-- BEGIN RECORDS SUPPLIED --

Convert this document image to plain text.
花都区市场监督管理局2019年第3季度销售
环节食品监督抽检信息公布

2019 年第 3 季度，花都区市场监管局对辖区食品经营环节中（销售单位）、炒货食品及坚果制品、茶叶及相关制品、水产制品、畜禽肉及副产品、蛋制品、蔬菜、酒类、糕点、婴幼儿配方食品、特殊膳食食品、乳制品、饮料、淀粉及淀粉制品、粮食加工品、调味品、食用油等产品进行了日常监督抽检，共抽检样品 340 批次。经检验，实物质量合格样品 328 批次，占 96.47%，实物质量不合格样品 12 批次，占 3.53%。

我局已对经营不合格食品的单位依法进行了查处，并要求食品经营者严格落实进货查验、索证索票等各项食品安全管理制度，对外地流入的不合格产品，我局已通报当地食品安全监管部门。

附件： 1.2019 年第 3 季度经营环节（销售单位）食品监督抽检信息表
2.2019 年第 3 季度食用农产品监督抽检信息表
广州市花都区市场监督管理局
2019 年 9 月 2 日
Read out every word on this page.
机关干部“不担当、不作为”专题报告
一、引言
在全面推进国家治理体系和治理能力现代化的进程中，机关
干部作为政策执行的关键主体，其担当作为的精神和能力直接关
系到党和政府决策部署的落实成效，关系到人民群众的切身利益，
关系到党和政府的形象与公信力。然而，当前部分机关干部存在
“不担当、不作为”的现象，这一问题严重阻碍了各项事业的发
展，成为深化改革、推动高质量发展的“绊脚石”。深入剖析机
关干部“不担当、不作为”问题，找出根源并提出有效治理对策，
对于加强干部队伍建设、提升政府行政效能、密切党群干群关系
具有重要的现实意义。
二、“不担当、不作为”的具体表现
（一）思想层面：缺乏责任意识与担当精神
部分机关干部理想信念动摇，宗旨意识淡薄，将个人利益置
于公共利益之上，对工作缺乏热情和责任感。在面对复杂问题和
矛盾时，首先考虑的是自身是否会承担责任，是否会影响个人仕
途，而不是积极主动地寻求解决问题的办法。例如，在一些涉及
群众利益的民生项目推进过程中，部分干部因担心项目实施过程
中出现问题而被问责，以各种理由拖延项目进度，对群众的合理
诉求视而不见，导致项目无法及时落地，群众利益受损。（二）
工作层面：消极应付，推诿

-- END RECORDS SUPPLIED --

> TASK TO CARRY OUT
Each line of the material should be duplicated exactly, please.

> RIGHT ANSWER
Convert this document image to plain text.
花都区市场监督管理局2019年第3季度销售
环节食品监督抽检信息公布

2019 年第 3 季度，花都区市场监管局对辖区食品经营环节中（销售单位）、炒货食品及坚果制品、茶叶及相关制品、水产制品、畜禽肉及副产品、蛋制品、蔬菜、酒类、糕点、婴幼儿配方食品、特殊膳食食品、乳制品、饮料、淀粉及淀粉制品、粮食加工品、调味品、食用油等产品进行了日常监督抽检，共抽检样品 340 批次。经检验，实物质量合格样品 328 批次，占 96.47%，实物质量不合格样品 12 批次，占 3.53%。

我局已对经营不合格食品的单位依法进行了查处，并要求食品经营者严格落实进货查验、索证索票等各项食品安全管理制度，对外地流入的不合格产品，我局已通报当地食品安全监管部门。

附件： 1.2019 年第 3 季度经营环节（销售单位）食品监督抽检信息表
2.2019 年第 3 季度食用农产品监督抽检信息表
广州市花都区市场监督管理局
2019 年 9 月 2 日
Read out every word on this page.
机关干部“不担当、不作为”专题报告
一、引言
在全面推进国家治理体系和治理能力现代化的进程中，机关
干部作为政策执行的关键主体，其担当作为的精神和能力直接关
系到党和政府决策部署的落实成效，关系到人民群众的切身利益，
关系到党和政府的形象与公信力。然而，当前部分机关干部存在
“不担当、不作为”的现象，这一问题严重阻碍了各项事业的发
展，成为深化改革、推动高质量发展的“绊脚石”。深入剖析机
关干部“不担当、不作为”问题，找出根源并提出有效治理对策，
对于加强干部队伍建设、提升政府行政效能、密切党群干群关系
具有重要的现实意义。
二、“不担当、不作为”的具体表现
（一）思想层面：缺乏责任意识与担当精神
部分机关干部理想信念动摇，宗旨意识淡薄，将个人利益置
于公共利益之上，对工作缺乏热情和责任感。在面对复杂问题和
矛盾时，首先考虑的是自身是否会承担责任，是否会影响个人仕
途，而不是积极主动地寻求解决问题的办法。例如，在一些涉及
群众利益的民生项目推进过程中，部分干部因担心项目实施过程
中出现问题而被问责，以各种理由拖延项目进度，对群众的合理
诉求视而不见，导致项目无法及时落地，群众利益受损。（二）
工作层面：消极应付，推诿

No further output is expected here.